--- Start ---
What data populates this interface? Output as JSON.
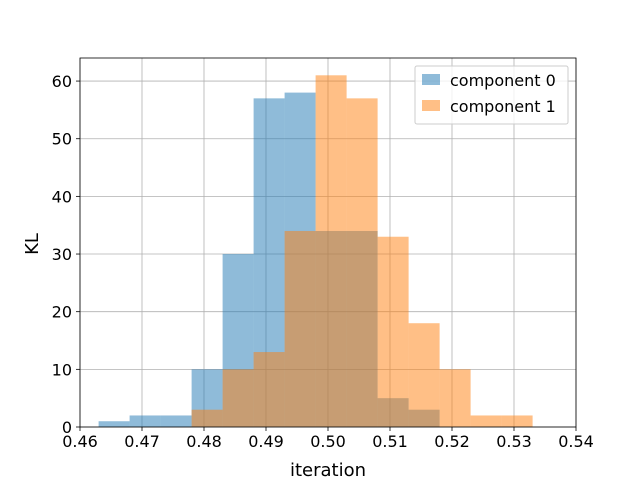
{
  "chart_data": {
    "type": "bar",
    "title": "",
    "xlabel": "iteration",
    "ylabel": "KL",
    "xlim": [
      0.46,
      0.54
    ],
    "ylim": [
      0,
      64
    ],
    "xticks": [
      0.46,
      0.47,
      0.48,
      0.49,
      0.5,
      0.51,
      0.52,
      0.53,
      0.54
    ],
    "xtick_labels": [
      "0.46",
      "0.47",
      "0.48",
      "0.49",
      "0.50",
      "0.51",
      "0.52",
      "0.53",
      "0.54"
    ],
    "yticks": [
      0,
      10,
      20,
      30,
      40,
      50,
      60
    ],
    "ytick_labels": [
      "0",
      "10",
      "20",
      "30",
      "40",
      "50",
      "60"
    ],
    "grid": true,
    "legend_position": "top-right",
    "series": [
      {
        "name": "component 0",
        "color": "#1f77b4",
        "alpha": 0.5,
        "bin_edges": [
          0.463,
          0.468,
          0.473,
          0.478,
          0.483,
          0.488,
          0.493,
          0.498,
          0.503,
          0.508,
          0.513,
          0.518
        ],
        "bin_width": 0.005,
        "values": [
          1,
          2,
          2,
          10,
          30,
          57,
          58,
          34,
          34,
          5,
          3
        ]
      },
      {
        "name": "component 1",
        "color": "#ff7f0e",
        "alpha": 0.5,
        "bin_edges": [
          0.478,
          0.483,
          0.488,
          0.493,
          0.498,
          0.503,
          0.508,
          0.513,
          0.518,
          0.523,
          0.528,
          0.533
        ],
        "bin_width": 0.005,
        "values": [
          3,
          10,
          13,
          34,
          61,
          57,
          33,
          18,
          10,
          2,
          2
        ]
      }
    ],
    "overlap_color": "#c8966f"
  }
}
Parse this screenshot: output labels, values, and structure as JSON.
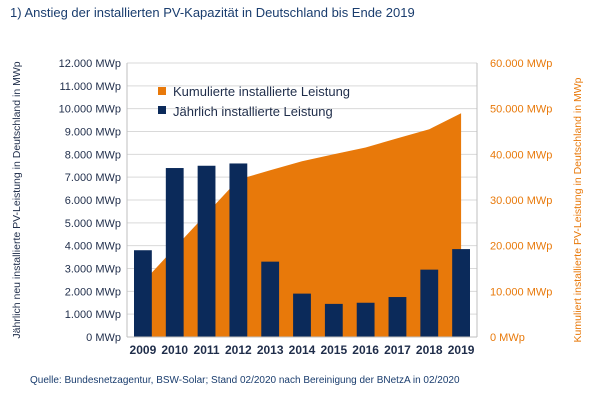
{
  "title": "1) Anstieg der installierten PV-Kapazität in Deutschland bis Ende 2019",
  "source": "Quelle: Bundesnetzagentur, BSW-Solar; Stand 02/2020 nach Bereinigung der BNetzA in 02/2020",
  "colors": {
    "bars": "#0b2a5a",
    "area": "#e8790a",
    "grid": "#d9d9d9"
  },
  "chart_data": {
    "type": "bar",
    "categories": [
      "2009",
      "2010",
      "2011",
      "2012",
      "2013",
      "2014",
      "2015",
      "2016",
      "2017",
      "2018",
      "2019"
    ],
    "series": [
      {
        "name": "Jährlich installierte Leistung",
        "type": "bar",
        "axis": "left",
        "values": [
          3800,
          7400,
          7500,
          7600,
          3300,
          1900,
          1450,
          1500,
          1750,
          2950,
          3850
        ]
      },
      {
        "name": "Kumulierte installierte Leistung",
        "type": "area",
        "axis": "right",
        "values": [
          12000,
          19500,
          27000,
          34500,
          36500,
          38500,
          40000,
          41500,
          43500,
          45500,
          49000
        ]
      }
    ],
    "ylabel_left": "Jährlich neu installierte PV-Leistung in Deutschland in MWp",
    "ylabel_right": "Kumuliert installierte PV-Leistung in Deutschland in MWp",
    "ylim_left": [
      0,
      12000
    ],
    "ylim_right": [
      0,
      60000
    ],
    "yticks_left": [
      "0 MWp",
      "1.000 MWp",
      "2.000 MWp",
      "3.000 MWp",
      "4.000 MWp",
      "5.000 MWp",
      "6.000 MWp",
      "7.000 MWp",
      "8.000 MWp",
      "9.000 MWp",
      "10.000 MWp",
      "11.000 MWp",
      "12.000 MWp"
    ],
    "yticks_right": [
      "0 MWp",
      "10.000 MWp",
      "20.000 MWp",
      "30.000 MWp",
      "40.000 MWp",
      "50.000 MWp",
      "60.000 MWp"
    ],
    "grid": true,
    "legend_position": "top-left"
  }
}
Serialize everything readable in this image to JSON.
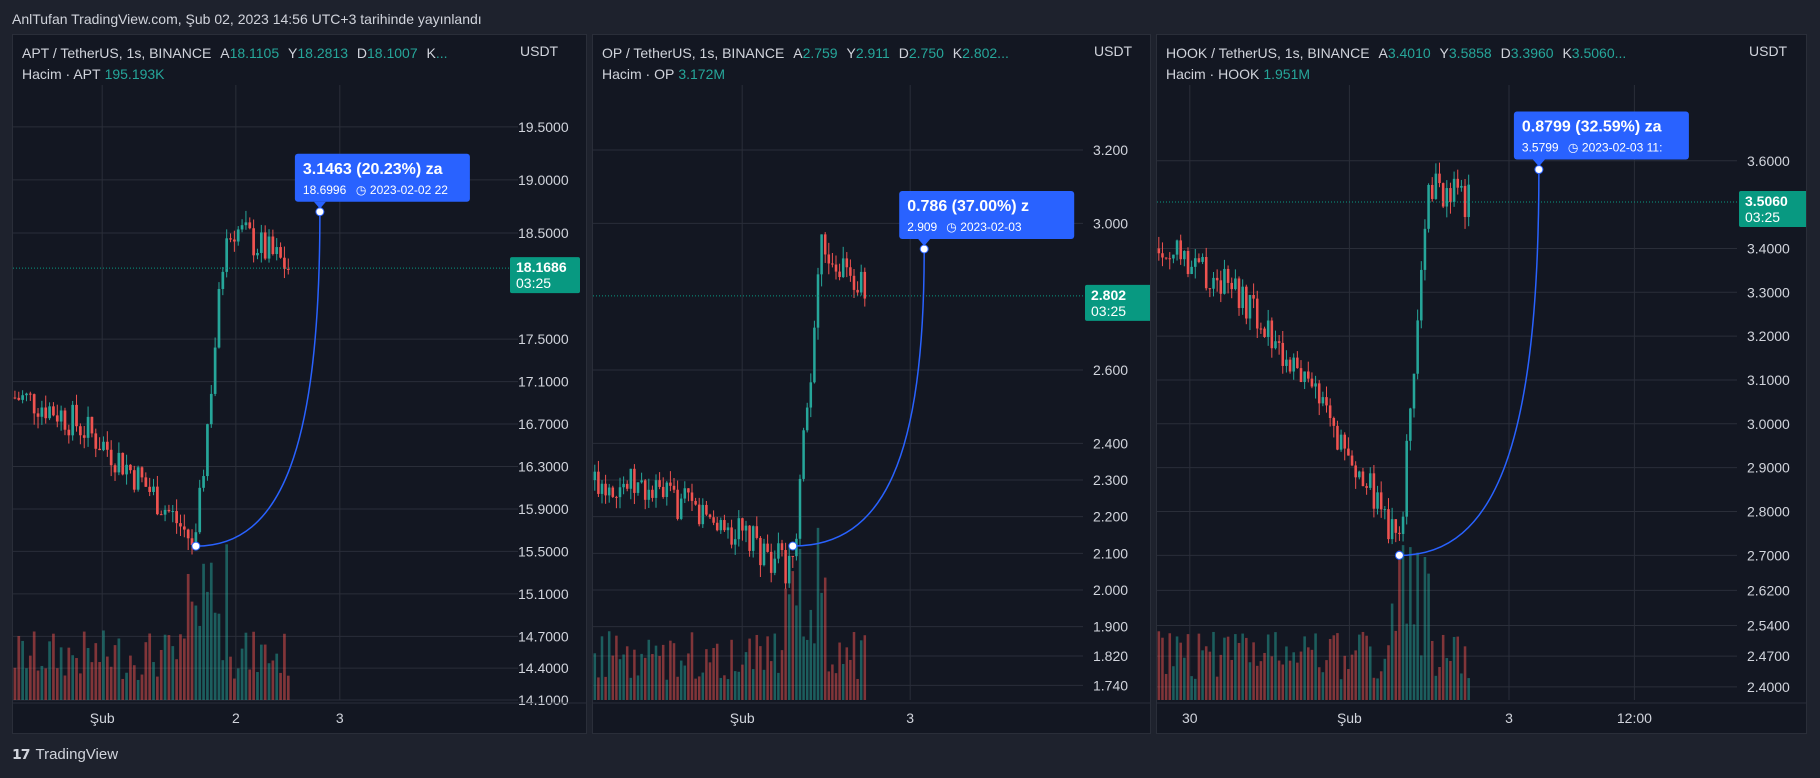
{
  "published": "AnlTufan TradingView.com, Şub 02, 2023 14:56 UTC+3 tarihinde yayınlandı",
  "footer": {
    "brand": "TradingView",
    "logo_icon": "tradingview-logo-icon"
  },
  "colors": {
    "bg": "#131722",
    "up": "#26a69a",
    "down": "#ef5350",
    "label_blue": "#2962ff",
    "price_tag": "#089981",
    "grid": "#2a2e39"
  },
  "chart_data": [
    {
      "type": "candlestick",
      "symbol": "APT / TetherUS, 1s, BINANCE",
      "ohlc": {
        "A_label": "A",
        "A": "18.1105",
        "Y_label": "Y",
        "Y": "18.2813",
        "D_label": "D",
        "D": "18.1007",
        "K_label": "K",
        "K": "..."
      },
      "volume_label": "Hacim · APT",
      "volume_value": "195.193K",
      "axis_unit": "USDT",
      "y_ticks": [
        "19.5000",
        "19.0000",
        "18.5000",
        "17.5000",
        "17.1000",
        "16.7000",
        "16.3000",
        "15.9000",
        "15.5000",
        "15.1000",
        "14.7000",
        "14.4000",
        "14.1000"
      ],
      "ylim": [
        14.1,
        19.8
      ],
      "x_ticks": [
        "Şub",
        "2",
        "3"
      ],
      "last_price": "18.1686",
      "countdown": "03:25",
      "projection": {
        "change": "3.1463 (20.23%) za",
        "detail": "18.6996",
        "date": "2023-02-02  22",
        "from": 15.55,
        "to": 18.7
      },
      "candles": {
        "start": 16.95,
        "low": 15.55,
        "peak": 18.6,
        "end": 18.15,
        "count": 72,
        "bottom_index": 47
      }
    },
    {
      "type": "candlestick",
      "symbol": "OP / TetherUS, 1s, BINANCE",
      "ohlc": {
        "A_label": "A",
        "A": "2.759",
        "Y_label": "Y",
        "Y": "2.911",
        "D_label": "D",
        "D": "2.750",
        "K_label": "K",
        "K": "2.802..."
      },
      "volume_label": "Hacim · OP",
      "volume_value": "3.172M",
      "axis_unit": "USDT",
      "y_ticks": [
        "3.200",
        "3.000",
        "2.600",
        "2.400",
        "2.300",
        "2.200",
        "2.100",
        "2.000",
        "1.900",
        "1.820",
        "1.740"
      ],
      "ylim": [
        1.7,
        3.35
      ],
      "x_ticks": [
        "Şub",
        "3"
      ],
      "last_price": "2.802",
      "countdown": "03:25",
      "projection": {
        "change": "0.786 (37.00%) z",
        "detail": "2.909",
        "date": "2023-02-03",
        "from": 2.12,
        "to": 2.93
      },
      "candles": {
        "start": 2.3,
        "low": 2.05,
        "peak": 2.95,
        "end": 2.8,
        "count": 76,
        "bottom_index": 55
      }
    },
    {
      "type": "candlestick",
      "symbol": "HOOK / TetherUS, 1s, BINANCE",
      "ohlc": {
        "A_label": "A",
        "A": "3.4010",
        "Y_label": "Y",
        "Y": "3.5858",
        "D_label": "D",
        "D": "3.3960",
        "K_label": "K",
        "K": "3.5060..."
      },
      "volume_label": "Hacim · HOOK",
      "volume_value": "1.951M",
      "axis_unit": "USDT",
      "y_ticks": [
        "3.6000",
        "3.4000",
        "3.3000",
        "3.2000",
        "3.1000",
        "3.0000",
        "2.9000",
        "2.8000",
        "2.7000",
        "2.6200",
        "2.5400",
        "2.4700",
        "2.4000"
      ],
      "ylim": [
        2.37,
        3.75
      ],
      "x_ticks": [
        "30",
        "Şub",
        "3",
        "12:00"
      ],
      "last_price": "3.5060",
      "countdown": "03:25",
      "projection": {
        "change": "0.8799 (32.59%) za",
        "detail": "3.5799",
        "date": "2023-02-03  11:",
        "from": 2.7,
        "to": 3.58
      },
      "candles": {
        "start": 3.4,
        "low": 2.72,
        "peak": 3.55,
        "end": 3.5,
        "count": 86,
        "bottom_index": 66
      }
    }
  ]
}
--- End ---
What you are asked to do —
Images do not belong in the copy; reproduce all other parts of the records above verbatim.

Problem solution —
What data populates this interface? Output as JSON.
{
  "chart_data": {
    "type": "bar",
    "title": "",
    "xlabel": "iteration",
    "ylabel": "KL",
    "xlim": [
      0.46,
      0.54
    ],
    "ylim": [
      0,
      64
    ],
    "xticks": [
      0.46,
      0.47,
      0.48,
      0.49,
      0.5,
      0.51,
      0.52,
      0.53,
      0.54
    ],
    "xtick_labels": [
      "0.46",
      "0.47",
      "0.48",
      "0.49",
      "0.50",
      "0.51",
      "0.52",
      "0.53",
      "0.54"
    ],
    "yticks": [
      0,
      10,
      20,
      30,
      40,
      50,
      60
    ],
    "ytick_labels": [
      "0",
      "10",
      "20",
      "30",
      "40",
      "50",
      "60"
    ],
    "grid": true,
    "legend_position": "top-right",
    "series": [
      {
        "name": "component 0",
        "color": "#1f77b4",
        "alpha": 0.5,
        "bin_edges": [
          0.463,
          0.468,
          0.473,
          0.478,
          0.483,
          0.488,
          0.493,
          0.498,
          0.503,
          0.508,
          0.513,
          0.518
        ],
        "bin_width": 0.005,
        "values": [
          1,
          2,
          2,
          10,
          30,
          57,
          58,
          34,
          34,
          5,
          3
        ]
      },
      {
        "name": "component 1",
        "color": "#ff7f0e",
        "alpha": 0.5,
        "bin_edges": [
          0.478,
          0.483,
          0.488,
          0.493,
          0.498,
          0.503,
          0.508,
          0.513,
          0.518,
          0.523,
          0.528,
          0.533
        ],
        "bin_width": 0.005,
        "values": [
          3,
          10,
          13,
          34,
          61,
          57,
          33,
          18,
          10,
          2,
          2
        ]
      }
    ],
    "overlap_color": "#c8966f"
  }
}
Parse this screenshot: output labels, values, and structure as JSON.
{
  "title": "1) Anstieg der installierten PV-Kapazität in Deutschland bis Ende 2019",
  "source": "Quelle: Bundesnetzagentur, BSW-Solar; Stand 02/2020 nach Bereinigung der BNetzA in 02/2020",
  "colors": {
    "bars": "#0b2a5a",
    "area": "#e8790a",
    "grid": "#d9d9d9"
  },
  "chart_data": {
    "type": "bar",
    "categories": [
      "2009",
      "2010",
      "2011",
      "2012",
      "2013",
      "2014",
      "2015",
      "2016",
      "2017",
      "2018",
      "2019"
    ],
    "series": [
      {
        "name": "Jährlich installierte Leistung",
        "type": "bar",
        "axis": "left",
        "values": [
          3800,
          7400,
          7500,
          7600,
          3300,
          1900,
          1450,
          1500,
          1750,
          2950,
          3850
        ]
      },
      {
        "name": "Kumulierte installierte Leistung",
        "type": "area",
        "axis": "right",
        "values": [
          12000,
          19500,
          27000,
          34500,
          36500,
          38500,
          40000,
          41500,
          43500,
          45500,
          49000
        ]
      }
    ],
    "ylabel_left": "Jährlich neu installierte PV-Leistung in Deutschland in MWp",
    "ylabel_right": "Kumuliert installierte PV-Leistung in Deutschland in MWp",
    "ylim_left": [
      0,
      12000
    ],
    "ylim_right": [
      0,
      60000
    ],
    "yticks_left": [
      "0 MWp",
      "1.000 MWp",
      "2.000 MWp",
      "3.000 MWp",
      "4.000 MWp",
      "5.000 MWp",
      "6.000 MWp",
      "7.000 MWp",
      "8.000 MWp",
      "9.000 MWp",
      "10.000 MWp",
      "11.000 MWp",
      "12.000 MWp"
    ],
    "yticks_right": [
      "0 MWp",
      "10.000 MWp",
      "20.000 MWp",
      "30.000 MWp",
      "40.000 MWp",
      "50.000 MWp",
      "60.000 MWp"
    ],
    "grid": true,
    "legend_position": "top-left"
  }
}
Serialize everything readable in this image to JSON.
{
  "published": "AnlTufan TradingView.com, Şub 02, 2023 14:56 UTC+3 tarihinde yayınlandı",
  "footer": {
    "brand": "TradingView",
    "logo_icon": "tradingview-logo-icon"
  },
  "colors": {
    "bg": "#131722",
    "up": "#26a69a",
    "down": "#ef5350",
    "label_blue": "#2962ff",
    "price_tag": "#089981",
    "grid": "#2a2e39"
  },
  "chart_data": [
    {
      "type": "candlestick",
      "symbol": "APT / TetherUS, 1s, BINANCE",
      "ohlc": {
        "A_label": "A",
        "A": "18.1105",
        "Y_label": "Y",
        "Y": "18.2813",
        "D_label": "D",
        "D": "18.1007",
        "K_label": "K",
        "K": "..."
      },
      "volume_label": "Hacim · APT",
      "volume_value": "195.193K",
      "axis_unit": "USDT",
      "y_ticks": [
        "19.5000",
        "19.0000",
        "18.5000",
        "17.5000",
        "17.1000",
        "16.7000",
        "16.3000",
        "15.9000",
        "15.5000",
        "15.1000",
        "14.7000",
        "14.4000",
        "14.1000"
      ],
      "ylim": [
        14.1,
        19.8
      ],
      "x_ticks": [
        "Şub",
        "2",
        "3"
      ],
      "last_price": "18.1686",
      "countdown": "03:25",
      "projection": {
        "change": "3.1463 (20.23%) za",
        "detail": "18.6996",
        "date": "2023-02-02  22",
        "from": 15.55,
        "to": 18.7
      },
      "candles": {
        "start": 16.95,
        "low": 15.55,
        "peak": 18.6,
        "end": 18.15,
        "count": 72,
        "bottom_index": 47
      }
    },
    {
      "type": "candlestick",
      "symbol": "OP / TetherUS, 1s, BINANCE",
      "ohlc": {
        "A_label": "A",
        "A": "2.759",
        "Y_label": "Y",
        "Y": "2.911",
        "D_label": "D",
        "D": "2.750",
        "K_label": "K",
        "K": "2.802..."
      },
      "volume_label": "Hacim · OP",
      "volume_value": "3.172M",
      "axis_unit": "USDT",
      "y_ticks": [
        "3.200",
        "3.000",
        "2.600",
        "2.400",
        "2.300",
        "2.200",
        "2.100",
        "2.000",
        "1.900",
        "1.820",
        "1.740"
      ],
      "ylim": [
        1.7,
        3.35
      ],
      "x_ticks": [
        "Şub",
        "3"
      ],
      "last_price": "2.802",
      "countdown": "03:25",
      "projection": {
        "change": "0.786 (37.00%) z",
        "detail": "2.909",
        "date": "2023-02-03",
        "from": 2.12,
        "to": 2.93
      },
      "candles": {
        "start": 2.3,
        "low": 2.05,
        "peak": 2.95,
        "end": 2.8,
        "count": 76,
        "bottom_index": 55
      }
    },
    {
      "type": "candlestick",
      "symbol": "HOOK / TetherUS, 1s, BINANCE",
      "ohlc": {
        "A_label": "A",
        "A": "3.4010",
        "Y_label": "Y",
        "Y": "3.5858",
        "D_label": "D",
        "D": "3.3960",
        "K_label": "K",
        "K": "3.5060..."
      },
      "volume_label": "Hacim · HOOK",
      "volume_value": "1.951M",
      "axis_unit": "USDT",
      "y_ticks": [
        "3.6000",
        "3.4000",
        "3.3000",
        "3.2000",
        "3.1000",
        "3.0000",
        "2.9000",
        "2.8000",
        "2.7000",
        "2.6200",
        "2.5400",
        "2.4700",
        "2.4000"
      ],
      "ylim": [
        2.37,
        3.75
      ],
      "x_ticks": [
        "30",
        "Şub",
        "3",
        "12:00"
      ],
      "last_price": "3.5060",
      "countdown": "03:25",
      "projection": {
        "change": "0.8799 (32.59%) za",
        "detail": "3.5799",
        "date": "2023-02-03  11:",
        "from": 2.7,
        "to": 3.58
      },
      "candles": {
        "start": 3.4,
        "low": 2.72,
        "peak": 3.55,
        "end": 3.5,
        "count": 86,
        "bottom_index": 66
      }
    }
  ]
}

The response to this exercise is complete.